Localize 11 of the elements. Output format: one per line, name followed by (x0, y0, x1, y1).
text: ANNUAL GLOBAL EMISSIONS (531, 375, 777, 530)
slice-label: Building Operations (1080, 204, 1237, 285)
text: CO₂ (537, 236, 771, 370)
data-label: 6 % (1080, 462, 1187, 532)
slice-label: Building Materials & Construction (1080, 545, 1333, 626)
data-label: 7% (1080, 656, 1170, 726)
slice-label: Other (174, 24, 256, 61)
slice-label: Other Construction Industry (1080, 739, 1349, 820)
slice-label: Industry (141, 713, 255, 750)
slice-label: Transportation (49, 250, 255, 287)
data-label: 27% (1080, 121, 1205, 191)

---

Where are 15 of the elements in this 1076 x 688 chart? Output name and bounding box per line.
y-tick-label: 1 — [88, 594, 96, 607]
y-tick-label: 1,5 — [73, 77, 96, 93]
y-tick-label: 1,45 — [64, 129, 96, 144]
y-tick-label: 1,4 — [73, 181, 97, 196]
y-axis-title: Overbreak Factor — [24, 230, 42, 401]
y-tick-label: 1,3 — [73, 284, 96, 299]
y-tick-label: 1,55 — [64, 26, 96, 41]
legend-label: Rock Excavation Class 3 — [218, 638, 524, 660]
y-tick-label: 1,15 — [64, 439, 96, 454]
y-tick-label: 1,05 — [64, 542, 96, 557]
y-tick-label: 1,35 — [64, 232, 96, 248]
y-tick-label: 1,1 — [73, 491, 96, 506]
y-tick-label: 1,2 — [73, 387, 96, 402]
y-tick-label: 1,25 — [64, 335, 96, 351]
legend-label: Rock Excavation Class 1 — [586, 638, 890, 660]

— REQUIREMENT —
Duplicate every row from the one containing "Localize 11 of" down to the one containing "slice-label: Other Construction", including both of those rows.

— SOLUTION TO THIS PROBLEM —
Localize 11 of the elements. Output format: one per line, name followed by (x0, y0, x1, y1).
text: ANNUAL GLOBAL EMISSIONS (531, 375, 777, 530)
slice-label: Building Operations (1080, 204, 1237, 285)
text: CO₂ (537, 236, 771, 370)
data-label: 6 % (1080, 462, 1187, 532)
slice-label: Building Materials & Construction (1080, 545, 1333, 626)
data-label: 7% (1080, 656, 1170, 726)
slice-label: Other (174, 24, 256, 61)
slice-label: Other Construction Industry (1080, 739, 1349, 820)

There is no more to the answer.